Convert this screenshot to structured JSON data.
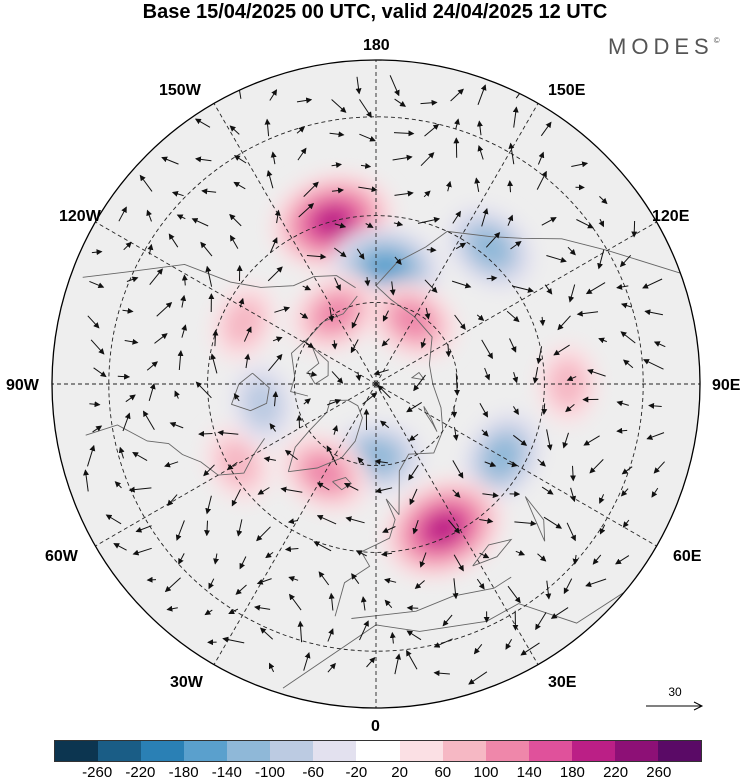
{
  "header": {
    "title": "Base 15/04/2025 00 UTC, valid 24/04/2025 12 UTC",
    "brand": "MODES",
    "brand_mark": "©"
  },
  "map": {
    "projection": "north-polar-stereographic",
    "longitude_labels": {
      "top": "180",
      "top_left": "150W",
      "top_right": "150E",
      "upper_left": "120W",
      "upper_right": "120E",
      "left": "90W",
      "right": "90E",
      "lower_left": "60W",
      "lower_right": "60E",
      "bottom_left": "30W",
      "bottom_right": "30E",
      "bottom": "0"
    },
    "anomaly_features": [
      {
        "name": "positive-center-north-pacific",
        "lon": -165,
        "lat": 50,
        "value": 180
      },
      {
        "name": "negative-center-bering",
        "lon": 175,
        "lat": 62,
        "value": -140
      },
      {
        "name": "positive-center-alaska-arctic",
        "lon": -150,
        "lat": 70,
        "value": 100
      },
      {
        "name": "positive-center-east-siberian",
        "lon": 150,
        "lat": 72,
        "value": 100
      },
      {
        "name": "negative-center-okhotsk",
        "lon": 140,
        "lat": 48,
        "value": -100
      },
      {
        "name": "positive-center-central-asia",
        "lon": 90,
        "lat": 45,
        "value": 60
      },
      {
        "name": "negative-center-west-siberia",
        "lon": 60,
        "lat": 55,
        "value": -100
      },
      {
        "name": "positive-center-eastern-europe",
        "lon": 25,
        "lat": 52,
        "value": 180
      },
      {
        "name": "negative-center-norwegian-sea",
        "lon": 0,
        "lat": 72,
        "value": -100
      },
      {
        "name": "positive-center-greenland-east",
        "lon": -30,
        "lat": 65,
        "value": 100
      },
      {
        "name": "positive-center-labrador",
        "lon": -60,
        "lat": 52,
        "value": 60
      },
      {
        "name": "negative-center-hudson",
        "lon": -80,
        "lat": 62,
        "value": -60
      },
      {
        "name": "positive-center-western-canada",
        "lon": -115,
        "lat": 55,
        "value": 60
      }
    ]
  },
  "vector_reference": {
    "label": "30"
  },
  "colorbar": {
    "colors": [
      "#0c3550",
      "#1a5d86",
      "#2a80b5",
      "#5aa0cd",
      "#8fb8d8",
      "#bccbe2",
      "#e3e1ef",
      "#ffffff",
      "#fbe0e4",
      "#f6b8c4",
      "#ef87aa",
      "#e0519b",
      "#bb1f86",
      "#8d1076",
      "#5a0a66"
    ],
    "ticks": [
      "-260",
      "-220",
      "-180",
      "-140",
      "-100",
      "-60",
      "-20",
      "20",
      "60",
      "100",
      "140",
      "180",
      "220",
      "260"
    ]
  }
}
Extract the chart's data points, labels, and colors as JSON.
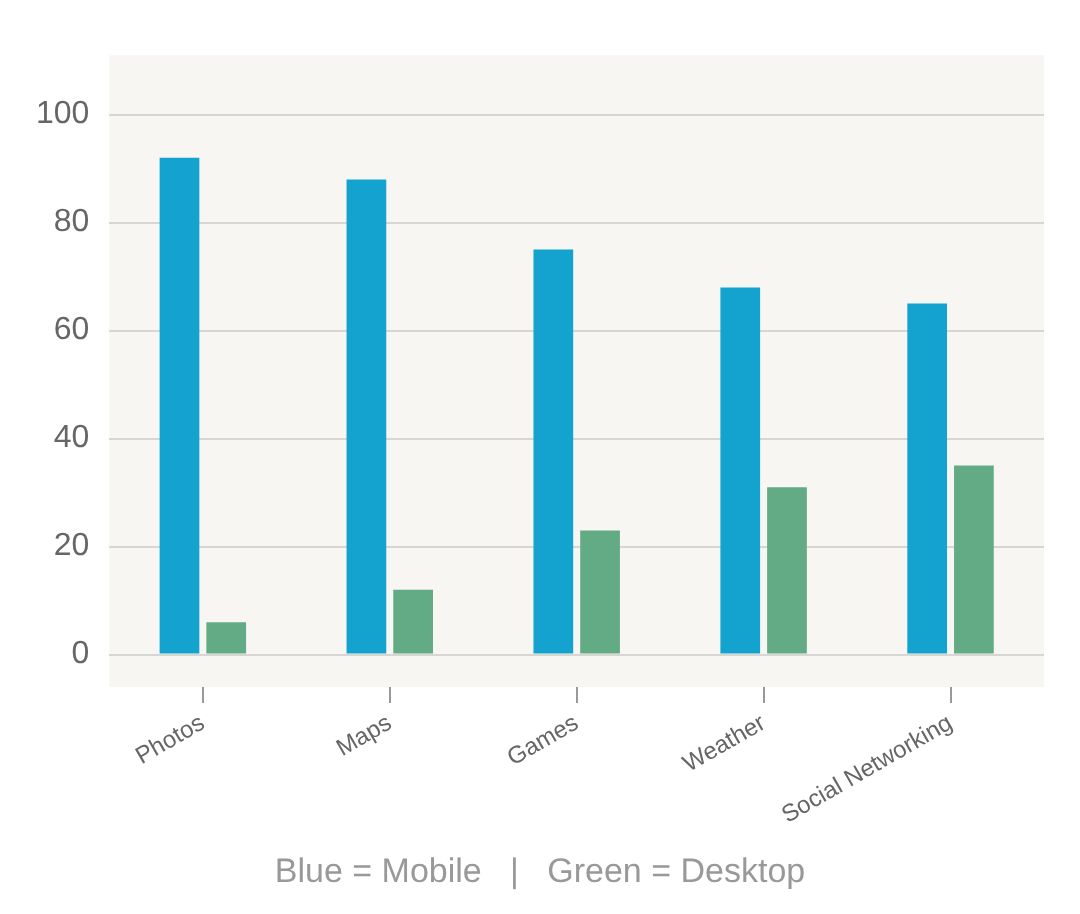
{
  "chart_data": {
    "type": "bar",
    "categories": [
      "Photos",
      "Maps",
      "Games",
      "Weather",
      "Social Networking"
    ],
    "series": [
      {
        "color": "#14a3cf",
        "values": [
          92,
          88,
          75,
          68,
          65
        ]
      },
      {
        "color": "#62ab85",
        "values": [
          6,
          12,
          23,
          31,
          35
        ]
      }
    ],
    "ylim": [
      -6,
      111
    ],
    "yticks": [
      0,
      20,
      40,
      60,
      80,
      100
    ],
    "grid": "y",
    "legend": false,
    "annotations": [
      "Blue = Mobile   |   Green = Desktop"
    ]
  }
}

|---|

WRITTEN PROBLEM — Find the string "negative" in the records, then copy each line where it occurs.

RESPONSE BELOW —
        "name": "negative-center-bering",
        "name": "negative-center-okhotsk",
        "name": "negative-center-west-siberia",
        "name": "negative-center-norwegian-sea",
        "name": "negative-center-hudson",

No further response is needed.